** Task to carry out **
Which lines below hold the word "LOOP"? Report each one.

Begin Input data

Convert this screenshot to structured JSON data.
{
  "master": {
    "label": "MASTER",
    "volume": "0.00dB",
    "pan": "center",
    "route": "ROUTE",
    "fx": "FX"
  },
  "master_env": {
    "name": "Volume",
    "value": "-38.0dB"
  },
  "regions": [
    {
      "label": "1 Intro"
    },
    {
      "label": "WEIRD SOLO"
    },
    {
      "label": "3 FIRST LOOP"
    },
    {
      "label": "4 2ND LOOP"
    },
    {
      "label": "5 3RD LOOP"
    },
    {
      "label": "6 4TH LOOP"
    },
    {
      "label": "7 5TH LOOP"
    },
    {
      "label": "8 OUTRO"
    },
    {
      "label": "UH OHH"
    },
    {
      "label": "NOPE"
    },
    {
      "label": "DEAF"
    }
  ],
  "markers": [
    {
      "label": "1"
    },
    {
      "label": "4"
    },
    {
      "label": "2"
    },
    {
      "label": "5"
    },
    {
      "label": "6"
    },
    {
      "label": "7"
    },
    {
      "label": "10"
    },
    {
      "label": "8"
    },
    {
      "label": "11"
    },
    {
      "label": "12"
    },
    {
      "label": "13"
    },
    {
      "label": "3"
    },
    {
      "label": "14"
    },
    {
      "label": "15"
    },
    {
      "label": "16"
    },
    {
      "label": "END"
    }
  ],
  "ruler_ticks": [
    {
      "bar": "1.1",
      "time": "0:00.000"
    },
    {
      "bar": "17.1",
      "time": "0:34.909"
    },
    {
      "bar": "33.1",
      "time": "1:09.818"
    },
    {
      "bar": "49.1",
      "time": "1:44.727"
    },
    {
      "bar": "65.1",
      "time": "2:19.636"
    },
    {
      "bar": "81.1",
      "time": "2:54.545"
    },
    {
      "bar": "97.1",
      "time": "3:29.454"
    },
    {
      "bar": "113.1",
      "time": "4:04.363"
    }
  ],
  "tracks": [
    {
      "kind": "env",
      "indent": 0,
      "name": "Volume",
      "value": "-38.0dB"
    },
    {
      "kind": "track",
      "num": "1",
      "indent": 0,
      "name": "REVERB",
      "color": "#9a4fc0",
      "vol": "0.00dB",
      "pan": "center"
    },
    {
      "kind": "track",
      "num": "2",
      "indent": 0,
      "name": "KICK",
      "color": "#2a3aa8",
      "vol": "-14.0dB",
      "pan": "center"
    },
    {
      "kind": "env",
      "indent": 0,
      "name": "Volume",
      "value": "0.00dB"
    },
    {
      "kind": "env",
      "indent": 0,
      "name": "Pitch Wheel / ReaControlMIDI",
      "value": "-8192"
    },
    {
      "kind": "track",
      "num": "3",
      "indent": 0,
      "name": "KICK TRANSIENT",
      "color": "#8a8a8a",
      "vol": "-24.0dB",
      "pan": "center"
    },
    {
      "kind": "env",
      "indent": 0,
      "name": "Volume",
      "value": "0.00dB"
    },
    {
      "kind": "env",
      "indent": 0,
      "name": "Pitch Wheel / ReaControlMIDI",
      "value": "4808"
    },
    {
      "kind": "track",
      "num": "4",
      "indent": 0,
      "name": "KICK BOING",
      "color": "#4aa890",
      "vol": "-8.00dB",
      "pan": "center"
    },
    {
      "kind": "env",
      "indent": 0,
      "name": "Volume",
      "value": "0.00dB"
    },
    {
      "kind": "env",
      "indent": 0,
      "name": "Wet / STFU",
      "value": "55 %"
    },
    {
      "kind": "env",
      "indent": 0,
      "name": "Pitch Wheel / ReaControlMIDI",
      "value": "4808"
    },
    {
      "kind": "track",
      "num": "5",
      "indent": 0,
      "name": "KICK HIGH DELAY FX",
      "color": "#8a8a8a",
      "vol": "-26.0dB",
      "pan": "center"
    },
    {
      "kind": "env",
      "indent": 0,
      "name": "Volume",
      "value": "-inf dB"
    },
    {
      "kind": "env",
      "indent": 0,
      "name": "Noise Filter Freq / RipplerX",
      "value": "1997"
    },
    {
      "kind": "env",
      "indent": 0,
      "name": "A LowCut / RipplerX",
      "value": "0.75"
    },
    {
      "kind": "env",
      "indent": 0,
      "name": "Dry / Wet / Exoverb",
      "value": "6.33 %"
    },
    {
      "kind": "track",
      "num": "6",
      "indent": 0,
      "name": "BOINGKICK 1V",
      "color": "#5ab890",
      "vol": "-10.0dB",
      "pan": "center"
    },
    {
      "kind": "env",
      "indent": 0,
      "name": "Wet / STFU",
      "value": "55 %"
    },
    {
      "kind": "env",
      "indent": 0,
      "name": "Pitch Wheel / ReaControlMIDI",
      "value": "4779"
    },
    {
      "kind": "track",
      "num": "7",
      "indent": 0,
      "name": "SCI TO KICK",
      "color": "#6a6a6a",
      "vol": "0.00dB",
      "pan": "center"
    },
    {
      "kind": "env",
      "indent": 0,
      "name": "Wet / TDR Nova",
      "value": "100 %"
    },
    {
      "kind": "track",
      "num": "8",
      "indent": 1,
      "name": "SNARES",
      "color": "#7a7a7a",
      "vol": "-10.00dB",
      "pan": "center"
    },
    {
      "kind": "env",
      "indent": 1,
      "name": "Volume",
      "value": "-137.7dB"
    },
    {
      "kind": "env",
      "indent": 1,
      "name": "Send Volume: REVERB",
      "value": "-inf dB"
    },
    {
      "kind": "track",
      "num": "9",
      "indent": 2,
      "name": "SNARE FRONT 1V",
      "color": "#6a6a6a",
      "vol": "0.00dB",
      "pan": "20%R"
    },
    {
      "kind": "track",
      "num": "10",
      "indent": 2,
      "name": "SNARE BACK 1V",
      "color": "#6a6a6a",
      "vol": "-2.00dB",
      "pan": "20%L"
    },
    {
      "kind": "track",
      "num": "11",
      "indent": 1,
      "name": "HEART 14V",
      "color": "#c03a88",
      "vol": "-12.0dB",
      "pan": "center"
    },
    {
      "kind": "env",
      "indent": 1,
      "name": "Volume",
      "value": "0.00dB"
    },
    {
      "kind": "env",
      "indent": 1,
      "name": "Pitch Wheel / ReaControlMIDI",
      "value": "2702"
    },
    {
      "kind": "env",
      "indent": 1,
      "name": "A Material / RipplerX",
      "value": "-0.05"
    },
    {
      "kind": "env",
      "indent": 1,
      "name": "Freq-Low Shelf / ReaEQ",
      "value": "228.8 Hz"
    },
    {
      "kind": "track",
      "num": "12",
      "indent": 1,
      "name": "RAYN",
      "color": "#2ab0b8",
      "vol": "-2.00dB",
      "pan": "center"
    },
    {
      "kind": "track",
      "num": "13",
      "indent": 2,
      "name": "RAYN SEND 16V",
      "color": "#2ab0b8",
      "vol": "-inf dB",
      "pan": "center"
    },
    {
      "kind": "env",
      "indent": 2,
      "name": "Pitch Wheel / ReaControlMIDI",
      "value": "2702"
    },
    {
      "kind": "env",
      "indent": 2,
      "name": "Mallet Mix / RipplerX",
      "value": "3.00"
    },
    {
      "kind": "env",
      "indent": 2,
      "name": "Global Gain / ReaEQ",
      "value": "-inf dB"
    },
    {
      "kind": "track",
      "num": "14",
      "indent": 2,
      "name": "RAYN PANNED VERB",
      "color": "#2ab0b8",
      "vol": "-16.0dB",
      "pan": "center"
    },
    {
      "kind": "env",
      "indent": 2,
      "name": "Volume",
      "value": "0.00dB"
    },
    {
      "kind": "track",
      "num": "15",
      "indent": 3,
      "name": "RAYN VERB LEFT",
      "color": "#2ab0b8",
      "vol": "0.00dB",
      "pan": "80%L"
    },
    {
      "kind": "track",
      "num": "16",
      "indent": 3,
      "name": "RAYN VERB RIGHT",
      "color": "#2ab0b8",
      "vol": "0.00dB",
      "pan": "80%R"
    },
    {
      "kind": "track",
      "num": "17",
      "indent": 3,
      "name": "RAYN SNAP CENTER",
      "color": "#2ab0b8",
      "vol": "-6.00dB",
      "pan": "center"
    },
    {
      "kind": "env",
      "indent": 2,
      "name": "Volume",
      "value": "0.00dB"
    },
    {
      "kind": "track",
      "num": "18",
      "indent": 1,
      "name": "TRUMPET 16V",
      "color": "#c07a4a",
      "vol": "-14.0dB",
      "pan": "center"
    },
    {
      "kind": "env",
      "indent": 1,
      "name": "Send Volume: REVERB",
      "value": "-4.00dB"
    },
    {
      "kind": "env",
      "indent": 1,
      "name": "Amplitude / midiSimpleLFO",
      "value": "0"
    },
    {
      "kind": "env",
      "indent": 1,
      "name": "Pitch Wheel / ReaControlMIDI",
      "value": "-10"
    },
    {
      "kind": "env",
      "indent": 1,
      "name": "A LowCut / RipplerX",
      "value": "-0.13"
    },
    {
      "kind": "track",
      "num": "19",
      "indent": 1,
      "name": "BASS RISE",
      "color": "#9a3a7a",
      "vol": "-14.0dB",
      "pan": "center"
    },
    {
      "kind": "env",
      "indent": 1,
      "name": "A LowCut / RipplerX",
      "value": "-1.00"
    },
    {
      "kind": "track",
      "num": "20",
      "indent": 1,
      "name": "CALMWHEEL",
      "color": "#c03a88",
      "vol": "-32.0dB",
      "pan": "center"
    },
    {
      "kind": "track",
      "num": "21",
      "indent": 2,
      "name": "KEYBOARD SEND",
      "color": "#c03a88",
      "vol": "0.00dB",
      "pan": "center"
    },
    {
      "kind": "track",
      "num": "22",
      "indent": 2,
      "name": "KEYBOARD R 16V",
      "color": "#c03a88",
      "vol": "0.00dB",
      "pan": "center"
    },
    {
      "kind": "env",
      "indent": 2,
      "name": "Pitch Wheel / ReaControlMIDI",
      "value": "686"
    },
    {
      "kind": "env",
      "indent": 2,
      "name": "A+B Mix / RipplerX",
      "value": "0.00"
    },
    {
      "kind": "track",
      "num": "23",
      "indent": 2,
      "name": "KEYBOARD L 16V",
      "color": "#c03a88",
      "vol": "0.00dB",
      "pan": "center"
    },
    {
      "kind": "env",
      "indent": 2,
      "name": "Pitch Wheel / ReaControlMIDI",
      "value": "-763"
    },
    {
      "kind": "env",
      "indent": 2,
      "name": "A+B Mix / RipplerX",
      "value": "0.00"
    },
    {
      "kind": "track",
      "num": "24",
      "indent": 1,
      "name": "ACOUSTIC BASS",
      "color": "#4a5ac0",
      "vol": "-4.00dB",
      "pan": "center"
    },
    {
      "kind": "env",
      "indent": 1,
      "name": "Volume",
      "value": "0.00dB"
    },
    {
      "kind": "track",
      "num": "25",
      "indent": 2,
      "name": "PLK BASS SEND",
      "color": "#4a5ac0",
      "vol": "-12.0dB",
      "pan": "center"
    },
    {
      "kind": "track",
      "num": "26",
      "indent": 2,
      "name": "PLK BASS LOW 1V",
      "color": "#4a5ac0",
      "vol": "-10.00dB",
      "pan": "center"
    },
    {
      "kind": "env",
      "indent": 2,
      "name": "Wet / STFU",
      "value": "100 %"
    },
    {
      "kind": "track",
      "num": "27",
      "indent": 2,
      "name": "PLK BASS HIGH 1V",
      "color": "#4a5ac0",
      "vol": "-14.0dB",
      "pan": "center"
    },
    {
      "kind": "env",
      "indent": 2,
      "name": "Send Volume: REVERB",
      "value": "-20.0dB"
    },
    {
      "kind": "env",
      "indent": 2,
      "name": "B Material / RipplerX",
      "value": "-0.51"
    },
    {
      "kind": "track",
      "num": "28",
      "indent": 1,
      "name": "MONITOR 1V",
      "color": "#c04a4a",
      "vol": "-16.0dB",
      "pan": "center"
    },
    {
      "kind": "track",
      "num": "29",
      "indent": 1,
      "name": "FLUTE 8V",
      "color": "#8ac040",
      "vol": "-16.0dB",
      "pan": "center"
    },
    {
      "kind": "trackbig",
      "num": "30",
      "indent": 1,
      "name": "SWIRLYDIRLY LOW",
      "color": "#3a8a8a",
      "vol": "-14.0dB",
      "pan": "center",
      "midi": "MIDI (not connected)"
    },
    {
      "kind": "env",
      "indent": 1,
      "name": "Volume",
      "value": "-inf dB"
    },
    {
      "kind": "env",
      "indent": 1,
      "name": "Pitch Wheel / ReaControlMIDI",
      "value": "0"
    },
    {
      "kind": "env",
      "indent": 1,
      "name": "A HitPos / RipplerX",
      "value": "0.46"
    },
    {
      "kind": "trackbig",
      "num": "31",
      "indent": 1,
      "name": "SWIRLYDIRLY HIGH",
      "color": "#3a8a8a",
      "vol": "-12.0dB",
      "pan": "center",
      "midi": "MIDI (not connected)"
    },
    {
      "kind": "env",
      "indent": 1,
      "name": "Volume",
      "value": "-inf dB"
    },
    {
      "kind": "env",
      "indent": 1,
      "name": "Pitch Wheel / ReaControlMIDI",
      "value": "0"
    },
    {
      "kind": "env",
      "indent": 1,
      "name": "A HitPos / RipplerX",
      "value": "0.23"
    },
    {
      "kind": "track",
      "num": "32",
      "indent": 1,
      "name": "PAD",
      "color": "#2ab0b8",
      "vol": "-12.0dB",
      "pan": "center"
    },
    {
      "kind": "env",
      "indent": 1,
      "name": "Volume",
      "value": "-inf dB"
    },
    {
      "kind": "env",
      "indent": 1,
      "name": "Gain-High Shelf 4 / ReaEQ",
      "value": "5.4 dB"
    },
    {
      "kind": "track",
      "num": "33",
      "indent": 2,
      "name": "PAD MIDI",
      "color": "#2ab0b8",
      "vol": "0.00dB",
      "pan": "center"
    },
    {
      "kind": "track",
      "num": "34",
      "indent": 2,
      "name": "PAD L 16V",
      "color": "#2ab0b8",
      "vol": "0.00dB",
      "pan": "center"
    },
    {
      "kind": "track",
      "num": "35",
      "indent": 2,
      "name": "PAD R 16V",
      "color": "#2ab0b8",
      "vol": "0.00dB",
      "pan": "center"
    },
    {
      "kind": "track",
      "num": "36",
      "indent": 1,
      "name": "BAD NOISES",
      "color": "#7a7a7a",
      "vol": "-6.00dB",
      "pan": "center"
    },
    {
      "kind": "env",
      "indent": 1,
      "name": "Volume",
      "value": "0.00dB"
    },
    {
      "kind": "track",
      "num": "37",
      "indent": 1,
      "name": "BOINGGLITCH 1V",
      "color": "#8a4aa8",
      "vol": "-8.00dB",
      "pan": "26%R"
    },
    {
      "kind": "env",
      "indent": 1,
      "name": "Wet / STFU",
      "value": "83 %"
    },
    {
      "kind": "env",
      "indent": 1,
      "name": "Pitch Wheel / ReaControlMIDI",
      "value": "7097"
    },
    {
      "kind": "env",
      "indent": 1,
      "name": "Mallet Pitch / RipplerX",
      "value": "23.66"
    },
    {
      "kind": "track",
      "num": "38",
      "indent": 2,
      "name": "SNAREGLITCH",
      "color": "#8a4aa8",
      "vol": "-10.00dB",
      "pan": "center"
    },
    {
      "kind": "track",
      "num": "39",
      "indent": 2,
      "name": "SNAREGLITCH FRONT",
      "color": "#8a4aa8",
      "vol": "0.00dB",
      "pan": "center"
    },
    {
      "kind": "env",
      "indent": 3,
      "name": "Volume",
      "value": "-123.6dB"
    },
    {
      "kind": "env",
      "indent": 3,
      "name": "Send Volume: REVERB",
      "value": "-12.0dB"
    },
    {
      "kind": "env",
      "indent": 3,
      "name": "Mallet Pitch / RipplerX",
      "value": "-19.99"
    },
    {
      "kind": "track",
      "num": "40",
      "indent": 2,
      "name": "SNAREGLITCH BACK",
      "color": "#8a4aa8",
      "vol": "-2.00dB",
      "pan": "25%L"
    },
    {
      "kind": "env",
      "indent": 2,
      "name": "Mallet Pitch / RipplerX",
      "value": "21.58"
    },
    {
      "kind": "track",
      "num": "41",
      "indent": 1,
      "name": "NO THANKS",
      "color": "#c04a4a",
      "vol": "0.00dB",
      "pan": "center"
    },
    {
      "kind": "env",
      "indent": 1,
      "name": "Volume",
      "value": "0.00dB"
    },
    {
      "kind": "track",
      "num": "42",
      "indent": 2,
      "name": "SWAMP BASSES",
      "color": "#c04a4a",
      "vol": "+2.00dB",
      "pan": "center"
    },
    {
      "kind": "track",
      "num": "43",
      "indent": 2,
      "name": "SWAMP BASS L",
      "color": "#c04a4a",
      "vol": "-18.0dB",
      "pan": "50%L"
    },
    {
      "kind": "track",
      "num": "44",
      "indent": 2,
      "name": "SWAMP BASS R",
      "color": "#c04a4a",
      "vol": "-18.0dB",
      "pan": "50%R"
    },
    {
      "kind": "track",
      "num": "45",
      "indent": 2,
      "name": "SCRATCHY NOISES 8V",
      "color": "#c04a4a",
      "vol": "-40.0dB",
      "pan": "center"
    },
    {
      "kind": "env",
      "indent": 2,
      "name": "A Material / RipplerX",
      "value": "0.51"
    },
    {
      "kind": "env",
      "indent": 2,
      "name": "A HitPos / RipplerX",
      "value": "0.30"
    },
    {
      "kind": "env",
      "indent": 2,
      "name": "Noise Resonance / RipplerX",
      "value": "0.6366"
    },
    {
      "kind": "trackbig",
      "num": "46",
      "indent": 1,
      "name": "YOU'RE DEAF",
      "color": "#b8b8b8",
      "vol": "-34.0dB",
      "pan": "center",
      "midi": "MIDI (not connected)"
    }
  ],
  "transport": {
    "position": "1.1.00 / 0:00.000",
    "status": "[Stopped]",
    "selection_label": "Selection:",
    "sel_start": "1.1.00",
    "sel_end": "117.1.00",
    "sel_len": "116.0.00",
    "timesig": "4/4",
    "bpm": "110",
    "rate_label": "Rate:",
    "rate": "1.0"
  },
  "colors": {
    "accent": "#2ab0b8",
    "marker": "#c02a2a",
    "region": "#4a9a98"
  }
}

End Input data

** Completed task **
      "label": "3 FIRST LOOP"
      "label": "4 2ND LOOP"
      "label": "5 3RD LOOP"
      "label": "6 4TH LOOP"
      "label": "7 5TH LOOP"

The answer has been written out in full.